* INPUT ROWS *
━━━━━━━━
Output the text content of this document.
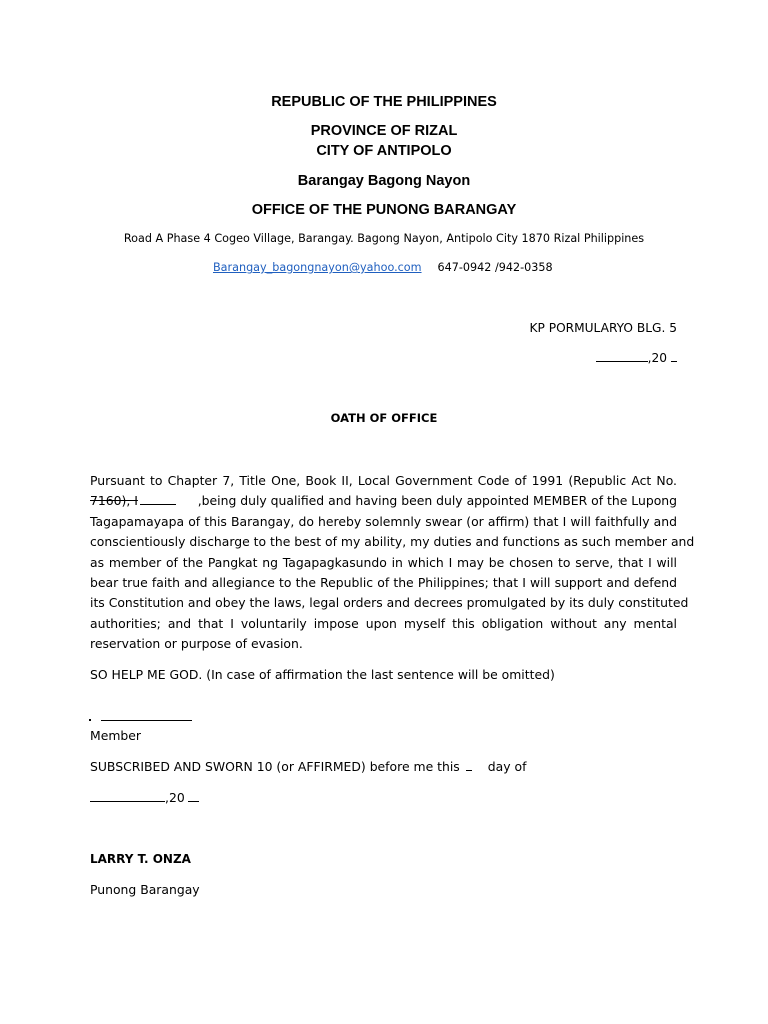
REPUBLIC OF THE PHILIPPINES
PROVINCE OF RIZAL
CITY OF ANTIPOLO
Barangay Bagong Nayon
OFFICE OF THE PUNONG BARANGAY
Road A Phase 4 Cogeo Village, Barangay. Bagong Nayon, Antipolo City 1870 Rizal Philippines
Barangay_bagongnayon@yahoo.com 647-0942 /942-0358
KP PORMULARYO BLG. 5
,20
OATH OF OFFICE
Pursuant to Chapter 7, Title One, Book II, Local Government Code of 1991 (Republic Act No.
7160), I	,being duly qualified and having been duly appointed MEMBER of the Lupong
Tagapamayapa of this Barangay, do hereby solemnly swear (or affirm) that I will faithfully and
conscientiously discharge to the best of my ability, my duties and functions as such member and
as member of the Pangkat ng Tagapagkasundo in which I may be chosen to serve, that I will
bear true faith and allegiance to the Republic of the Philippines; that I will support and defend
its Constitution and obey the laws, legal orders and decrees promulgated by its duly constituted
authorities; and that I voluntarily impose upon myself this obligation without any mental
reservation or purpose of evasion.
SO HELP ME GOD. (In case of affirmation the last sentence will be omitted)
Member
SUBSCRIBED AND SWORN 10 (or AFFIRMED) before me this day of
,20
LARRY T. ONZA
Punong Barangay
━━━━━━━━
* STATED EXERCISE *
Can you repeat every record above exactly, apart from the pictures?

* SOLUTION *
Output the text content of this document.
REPUBLIC OF THE PHILIPPINES
PROVINCE OF RIZAL
CITY OF ANTIPOLO
Barangay Bagong Nayon
OFFICE OF THE PUNONG BARANGAY
Road A Phase 4 Cogeo Village, Barangay. Bagong Nayon, Antipolo City 1870 Rizal Philippines
Barangay_bagongnayon@yahoo.com 647-0942 /942-0358
KP PORMULARYO BLG. 5
,20
OATH OF OFFICE
Pursuant to Chapter 7, Title One, Book II, Local Government Code of 1991 (Republic Act No.
7160), I	,being duly qualified and having been duly appointed MEMBER of the Lupong
Tagapamayapa of this Barangay, do hereby solemnly swear (or affirm) that I will faithfully and
conscientiously discharge to the best of my ability, my duties and functions as such member and
as member of the Pangkat ng Tagapagkasundo in which I may be chosen to serve, that I will
bear true faith and allegiance to the Republic of the Philippines; that I will support and defend
its Constitution and obey the laws, legal orders and decrees promulgated by its duly constituted
authorities; and that I voluntarily impose upon myself this obligation without any mental
reservation or purpose of evasion.
SO HELP ME GOD. (In case of affirmation the last sentence will be omitted)
Member
SUBSCRIBED AND SWORN 10 (or AFFIRMED) before me this day of
,20
LARRY T. ONZA
Punong Barangay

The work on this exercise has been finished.